-- start of STORED RECORDS --

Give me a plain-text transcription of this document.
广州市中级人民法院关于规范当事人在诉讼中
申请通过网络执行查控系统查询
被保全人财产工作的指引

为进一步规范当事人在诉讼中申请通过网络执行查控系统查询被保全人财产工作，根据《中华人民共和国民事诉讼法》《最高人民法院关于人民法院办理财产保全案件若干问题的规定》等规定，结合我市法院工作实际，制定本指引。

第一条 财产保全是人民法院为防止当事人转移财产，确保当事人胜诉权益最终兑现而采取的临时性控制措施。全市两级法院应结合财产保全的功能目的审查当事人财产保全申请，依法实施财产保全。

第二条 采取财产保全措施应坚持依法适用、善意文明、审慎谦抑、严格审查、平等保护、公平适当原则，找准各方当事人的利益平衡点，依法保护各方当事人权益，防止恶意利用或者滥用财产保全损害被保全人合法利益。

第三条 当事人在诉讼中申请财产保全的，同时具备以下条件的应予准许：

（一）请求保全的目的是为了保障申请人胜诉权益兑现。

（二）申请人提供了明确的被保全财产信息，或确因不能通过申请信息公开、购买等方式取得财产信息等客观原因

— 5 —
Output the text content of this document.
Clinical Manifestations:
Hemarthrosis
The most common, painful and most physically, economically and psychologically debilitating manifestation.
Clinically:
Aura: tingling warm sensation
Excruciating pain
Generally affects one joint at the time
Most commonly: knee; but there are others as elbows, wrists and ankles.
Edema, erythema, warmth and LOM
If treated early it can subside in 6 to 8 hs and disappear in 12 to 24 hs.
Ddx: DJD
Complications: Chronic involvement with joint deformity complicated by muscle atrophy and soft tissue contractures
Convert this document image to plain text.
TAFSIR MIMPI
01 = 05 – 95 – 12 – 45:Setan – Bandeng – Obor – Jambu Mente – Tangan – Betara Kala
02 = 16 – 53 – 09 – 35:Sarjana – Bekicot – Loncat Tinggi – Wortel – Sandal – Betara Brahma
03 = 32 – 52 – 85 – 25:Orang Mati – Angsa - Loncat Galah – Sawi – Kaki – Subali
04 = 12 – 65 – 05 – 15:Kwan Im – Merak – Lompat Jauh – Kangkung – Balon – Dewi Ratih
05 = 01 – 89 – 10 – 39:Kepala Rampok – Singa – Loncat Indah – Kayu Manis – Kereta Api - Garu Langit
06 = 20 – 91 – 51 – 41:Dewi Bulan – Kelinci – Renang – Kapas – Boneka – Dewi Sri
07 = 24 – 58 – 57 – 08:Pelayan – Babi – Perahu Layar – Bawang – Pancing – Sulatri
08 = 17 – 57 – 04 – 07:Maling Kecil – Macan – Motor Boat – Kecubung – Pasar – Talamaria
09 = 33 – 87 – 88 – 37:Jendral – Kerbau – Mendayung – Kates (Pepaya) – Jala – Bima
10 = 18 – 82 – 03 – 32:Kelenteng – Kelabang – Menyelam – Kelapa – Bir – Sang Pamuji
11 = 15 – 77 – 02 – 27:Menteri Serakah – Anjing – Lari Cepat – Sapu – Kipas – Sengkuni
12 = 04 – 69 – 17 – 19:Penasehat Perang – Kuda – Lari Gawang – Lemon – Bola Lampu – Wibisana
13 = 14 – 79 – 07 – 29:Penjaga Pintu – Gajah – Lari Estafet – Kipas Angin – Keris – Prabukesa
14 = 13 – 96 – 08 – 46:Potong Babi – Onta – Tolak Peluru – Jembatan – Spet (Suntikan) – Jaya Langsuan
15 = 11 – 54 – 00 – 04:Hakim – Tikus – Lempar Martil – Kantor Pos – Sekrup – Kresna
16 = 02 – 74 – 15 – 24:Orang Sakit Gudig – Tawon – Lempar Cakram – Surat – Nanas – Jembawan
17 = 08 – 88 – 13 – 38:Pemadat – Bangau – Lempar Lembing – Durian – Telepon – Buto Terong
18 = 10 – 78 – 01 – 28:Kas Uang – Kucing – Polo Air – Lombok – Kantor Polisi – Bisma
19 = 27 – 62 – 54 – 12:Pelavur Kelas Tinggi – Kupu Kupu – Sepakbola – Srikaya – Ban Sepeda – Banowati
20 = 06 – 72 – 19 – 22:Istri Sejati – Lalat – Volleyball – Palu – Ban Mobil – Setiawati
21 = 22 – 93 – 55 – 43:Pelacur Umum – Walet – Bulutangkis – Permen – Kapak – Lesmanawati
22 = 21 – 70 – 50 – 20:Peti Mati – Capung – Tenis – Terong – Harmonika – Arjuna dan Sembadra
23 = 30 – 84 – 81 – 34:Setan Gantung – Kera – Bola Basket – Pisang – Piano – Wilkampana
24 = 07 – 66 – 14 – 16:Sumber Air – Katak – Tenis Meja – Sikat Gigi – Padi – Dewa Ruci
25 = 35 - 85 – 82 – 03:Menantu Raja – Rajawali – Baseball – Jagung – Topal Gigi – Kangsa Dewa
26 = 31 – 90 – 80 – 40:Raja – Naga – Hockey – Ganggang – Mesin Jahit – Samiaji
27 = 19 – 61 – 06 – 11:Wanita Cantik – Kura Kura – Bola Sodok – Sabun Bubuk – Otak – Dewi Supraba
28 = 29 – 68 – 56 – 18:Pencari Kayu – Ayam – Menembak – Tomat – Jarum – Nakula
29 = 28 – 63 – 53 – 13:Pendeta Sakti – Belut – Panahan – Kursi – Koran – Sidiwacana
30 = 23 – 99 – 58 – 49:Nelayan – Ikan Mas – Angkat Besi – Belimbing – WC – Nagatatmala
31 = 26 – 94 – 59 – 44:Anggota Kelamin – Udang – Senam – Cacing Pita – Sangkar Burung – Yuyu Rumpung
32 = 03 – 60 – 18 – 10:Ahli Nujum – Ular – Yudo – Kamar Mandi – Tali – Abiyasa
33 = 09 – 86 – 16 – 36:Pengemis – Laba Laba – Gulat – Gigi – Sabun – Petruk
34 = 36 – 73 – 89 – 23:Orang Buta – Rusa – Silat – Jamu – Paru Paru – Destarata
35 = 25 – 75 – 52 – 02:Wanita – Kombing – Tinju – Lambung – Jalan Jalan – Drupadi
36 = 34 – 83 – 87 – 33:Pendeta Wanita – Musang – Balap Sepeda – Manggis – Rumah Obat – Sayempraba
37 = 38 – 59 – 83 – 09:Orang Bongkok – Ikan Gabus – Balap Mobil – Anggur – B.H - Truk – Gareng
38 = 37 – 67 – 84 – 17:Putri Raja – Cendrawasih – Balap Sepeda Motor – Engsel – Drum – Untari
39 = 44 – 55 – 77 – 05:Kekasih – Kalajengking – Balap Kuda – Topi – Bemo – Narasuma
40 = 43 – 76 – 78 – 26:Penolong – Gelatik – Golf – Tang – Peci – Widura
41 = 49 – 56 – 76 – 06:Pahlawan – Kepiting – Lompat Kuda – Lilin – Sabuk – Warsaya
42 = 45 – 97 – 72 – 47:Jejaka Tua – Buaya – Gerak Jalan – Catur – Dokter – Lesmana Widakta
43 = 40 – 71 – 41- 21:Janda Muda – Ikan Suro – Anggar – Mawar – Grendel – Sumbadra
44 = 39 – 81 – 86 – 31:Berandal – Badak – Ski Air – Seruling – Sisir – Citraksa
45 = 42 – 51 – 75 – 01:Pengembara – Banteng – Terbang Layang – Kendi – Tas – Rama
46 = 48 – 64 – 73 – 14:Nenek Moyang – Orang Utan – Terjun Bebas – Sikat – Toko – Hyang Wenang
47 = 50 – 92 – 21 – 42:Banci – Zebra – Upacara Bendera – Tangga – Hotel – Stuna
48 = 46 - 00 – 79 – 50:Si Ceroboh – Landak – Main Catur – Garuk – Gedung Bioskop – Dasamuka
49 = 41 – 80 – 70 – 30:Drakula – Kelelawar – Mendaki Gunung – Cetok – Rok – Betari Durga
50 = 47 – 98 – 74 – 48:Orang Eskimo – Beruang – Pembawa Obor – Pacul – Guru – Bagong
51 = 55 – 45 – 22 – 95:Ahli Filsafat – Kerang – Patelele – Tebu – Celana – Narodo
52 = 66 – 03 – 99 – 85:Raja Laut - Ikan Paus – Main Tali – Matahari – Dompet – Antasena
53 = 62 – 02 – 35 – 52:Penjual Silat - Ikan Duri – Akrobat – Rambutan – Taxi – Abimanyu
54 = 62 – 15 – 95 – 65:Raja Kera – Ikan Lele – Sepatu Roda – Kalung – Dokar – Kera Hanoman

-- end of STORED RECORDS --

How many lines of the listing include the string "Kayu"? Answer with the number alone.

2